Filter the entries below, keeping only lines with the word "июня".
-- -- --
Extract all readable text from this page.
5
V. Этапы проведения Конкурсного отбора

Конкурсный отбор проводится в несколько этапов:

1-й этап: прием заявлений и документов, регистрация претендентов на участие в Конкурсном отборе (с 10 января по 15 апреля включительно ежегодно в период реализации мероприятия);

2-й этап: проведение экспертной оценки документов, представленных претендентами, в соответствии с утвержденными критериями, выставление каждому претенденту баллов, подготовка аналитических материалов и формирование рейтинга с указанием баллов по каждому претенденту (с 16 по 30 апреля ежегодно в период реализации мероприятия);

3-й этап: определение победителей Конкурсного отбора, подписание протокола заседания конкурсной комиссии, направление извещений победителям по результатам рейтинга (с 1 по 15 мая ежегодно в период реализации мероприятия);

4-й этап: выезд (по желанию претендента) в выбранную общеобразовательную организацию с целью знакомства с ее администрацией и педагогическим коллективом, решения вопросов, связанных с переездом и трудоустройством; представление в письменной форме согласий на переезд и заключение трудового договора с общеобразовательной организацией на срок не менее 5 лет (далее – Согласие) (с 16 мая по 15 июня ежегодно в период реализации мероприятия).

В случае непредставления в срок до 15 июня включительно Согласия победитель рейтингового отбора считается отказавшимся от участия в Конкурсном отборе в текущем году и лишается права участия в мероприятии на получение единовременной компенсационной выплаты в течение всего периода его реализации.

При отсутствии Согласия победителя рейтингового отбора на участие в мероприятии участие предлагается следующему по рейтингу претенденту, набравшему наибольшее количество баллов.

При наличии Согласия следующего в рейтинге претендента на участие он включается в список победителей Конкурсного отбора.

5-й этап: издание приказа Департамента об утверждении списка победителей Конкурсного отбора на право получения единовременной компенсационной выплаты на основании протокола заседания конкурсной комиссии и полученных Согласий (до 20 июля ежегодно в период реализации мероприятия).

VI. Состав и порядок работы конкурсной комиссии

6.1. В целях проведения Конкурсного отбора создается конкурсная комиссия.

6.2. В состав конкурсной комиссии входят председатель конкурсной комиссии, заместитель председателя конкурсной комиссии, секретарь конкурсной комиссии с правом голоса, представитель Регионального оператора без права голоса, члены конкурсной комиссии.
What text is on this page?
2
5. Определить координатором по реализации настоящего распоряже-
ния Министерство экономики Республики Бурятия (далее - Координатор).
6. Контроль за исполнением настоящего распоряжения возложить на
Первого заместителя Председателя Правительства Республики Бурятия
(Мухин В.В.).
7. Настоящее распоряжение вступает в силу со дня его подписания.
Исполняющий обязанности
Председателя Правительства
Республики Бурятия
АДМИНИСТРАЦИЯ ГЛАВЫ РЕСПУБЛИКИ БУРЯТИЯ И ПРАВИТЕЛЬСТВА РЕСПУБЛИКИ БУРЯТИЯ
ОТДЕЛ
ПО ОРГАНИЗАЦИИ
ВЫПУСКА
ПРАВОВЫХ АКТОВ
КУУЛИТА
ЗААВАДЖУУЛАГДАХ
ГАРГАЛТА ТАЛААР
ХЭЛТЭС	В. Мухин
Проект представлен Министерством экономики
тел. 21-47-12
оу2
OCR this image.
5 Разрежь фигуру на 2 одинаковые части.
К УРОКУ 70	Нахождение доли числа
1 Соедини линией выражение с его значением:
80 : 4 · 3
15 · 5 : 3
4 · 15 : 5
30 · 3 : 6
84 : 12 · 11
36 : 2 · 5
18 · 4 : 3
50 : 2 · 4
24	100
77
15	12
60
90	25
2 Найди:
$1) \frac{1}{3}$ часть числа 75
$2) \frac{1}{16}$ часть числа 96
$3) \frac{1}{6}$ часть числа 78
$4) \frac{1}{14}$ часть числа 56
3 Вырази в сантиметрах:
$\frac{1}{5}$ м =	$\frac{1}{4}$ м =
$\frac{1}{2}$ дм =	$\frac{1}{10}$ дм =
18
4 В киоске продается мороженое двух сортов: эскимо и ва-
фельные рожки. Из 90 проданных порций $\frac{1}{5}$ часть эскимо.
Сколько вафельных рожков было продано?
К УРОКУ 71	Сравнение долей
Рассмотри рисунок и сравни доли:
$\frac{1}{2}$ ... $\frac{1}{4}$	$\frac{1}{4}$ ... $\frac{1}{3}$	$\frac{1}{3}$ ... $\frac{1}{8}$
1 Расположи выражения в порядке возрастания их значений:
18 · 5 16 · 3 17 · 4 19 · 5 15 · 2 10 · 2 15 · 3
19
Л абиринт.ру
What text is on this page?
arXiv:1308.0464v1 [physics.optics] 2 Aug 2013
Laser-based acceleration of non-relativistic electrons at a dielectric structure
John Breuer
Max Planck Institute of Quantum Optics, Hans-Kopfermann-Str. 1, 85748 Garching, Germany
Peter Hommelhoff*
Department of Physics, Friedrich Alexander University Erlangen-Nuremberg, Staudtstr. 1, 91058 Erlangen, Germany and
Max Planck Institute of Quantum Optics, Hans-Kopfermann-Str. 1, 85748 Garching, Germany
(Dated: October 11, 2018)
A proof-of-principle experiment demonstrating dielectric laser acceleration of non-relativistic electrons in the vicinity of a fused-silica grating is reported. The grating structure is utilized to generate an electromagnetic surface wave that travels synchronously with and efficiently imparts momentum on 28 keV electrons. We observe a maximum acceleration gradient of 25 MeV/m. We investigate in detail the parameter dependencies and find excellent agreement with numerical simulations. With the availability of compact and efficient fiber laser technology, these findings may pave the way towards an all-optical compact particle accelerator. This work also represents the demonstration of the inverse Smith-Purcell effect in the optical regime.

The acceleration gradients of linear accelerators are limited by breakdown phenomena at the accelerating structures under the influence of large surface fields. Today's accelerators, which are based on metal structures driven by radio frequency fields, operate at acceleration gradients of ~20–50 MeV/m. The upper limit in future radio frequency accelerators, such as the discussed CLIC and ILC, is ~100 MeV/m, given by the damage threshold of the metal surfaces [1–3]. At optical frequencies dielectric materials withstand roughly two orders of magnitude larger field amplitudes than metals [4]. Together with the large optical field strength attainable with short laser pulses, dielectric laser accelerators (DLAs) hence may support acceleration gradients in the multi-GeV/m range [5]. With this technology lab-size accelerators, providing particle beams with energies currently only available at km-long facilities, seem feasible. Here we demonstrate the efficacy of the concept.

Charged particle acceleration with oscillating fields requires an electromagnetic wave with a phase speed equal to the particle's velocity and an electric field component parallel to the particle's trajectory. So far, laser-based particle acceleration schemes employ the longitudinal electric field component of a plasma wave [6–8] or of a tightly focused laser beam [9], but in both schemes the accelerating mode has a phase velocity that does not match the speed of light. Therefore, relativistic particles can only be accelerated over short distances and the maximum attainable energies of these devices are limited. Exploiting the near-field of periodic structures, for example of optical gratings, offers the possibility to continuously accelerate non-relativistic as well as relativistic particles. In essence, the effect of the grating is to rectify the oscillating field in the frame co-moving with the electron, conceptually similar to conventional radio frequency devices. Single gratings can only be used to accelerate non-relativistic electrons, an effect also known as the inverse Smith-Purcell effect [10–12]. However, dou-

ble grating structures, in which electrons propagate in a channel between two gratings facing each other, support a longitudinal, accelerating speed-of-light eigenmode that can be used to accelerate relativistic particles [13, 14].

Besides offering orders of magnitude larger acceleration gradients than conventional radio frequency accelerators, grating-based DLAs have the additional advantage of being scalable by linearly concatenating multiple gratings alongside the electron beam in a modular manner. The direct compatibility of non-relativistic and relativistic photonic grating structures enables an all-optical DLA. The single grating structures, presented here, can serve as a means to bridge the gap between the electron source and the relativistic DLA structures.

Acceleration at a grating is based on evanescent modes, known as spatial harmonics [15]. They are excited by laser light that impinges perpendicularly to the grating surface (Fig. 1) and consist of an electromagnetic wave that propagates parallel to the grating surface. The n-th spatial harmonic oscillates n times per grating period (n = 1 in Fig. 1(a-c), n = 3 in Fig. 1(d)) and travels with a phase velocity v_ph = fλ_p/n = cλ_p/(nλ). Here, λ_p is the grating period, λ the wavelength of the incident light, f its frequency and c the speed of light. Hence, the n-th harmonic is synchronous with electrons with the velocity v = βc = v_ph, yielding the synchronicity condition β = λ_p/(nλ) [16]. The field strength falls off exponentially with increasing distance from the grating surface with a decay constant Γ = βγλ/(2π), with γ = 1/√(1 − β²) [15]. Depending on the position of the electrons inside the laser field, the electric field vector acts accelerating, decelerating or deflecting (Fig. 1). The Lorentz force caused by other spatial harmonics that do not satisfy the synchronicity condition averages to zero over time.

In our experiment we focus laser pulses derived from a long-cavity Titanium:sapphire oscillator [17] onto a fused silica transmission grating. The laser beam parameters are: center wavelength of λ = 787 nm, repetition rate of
-- -- --
> Task output
4-й этап: выезд (по желанию претендента) в выбранную общеобразовательную организацию с целью знакомства с ее администрацией и педагогическим коллективом, решения вопросов, связанных с переездом и трудоустройством; представление в письменной форме согласий на переезд и заключение трудового договора с общеобразовательной организацией на срок не менее 5 лет (далее – Согласие) (с 16 мая по 15 июня ежегодно в период реализации мероприятия).
В случае непредставления в срок до 15 июня включительно Согласия победитель рейтингового отбора считается отказавшимся от участия в Конкурсном отборе в текущем году и лишается права участия в мероприятии на получение единовременной компенсационной выплаты в течение всего периода его реализации.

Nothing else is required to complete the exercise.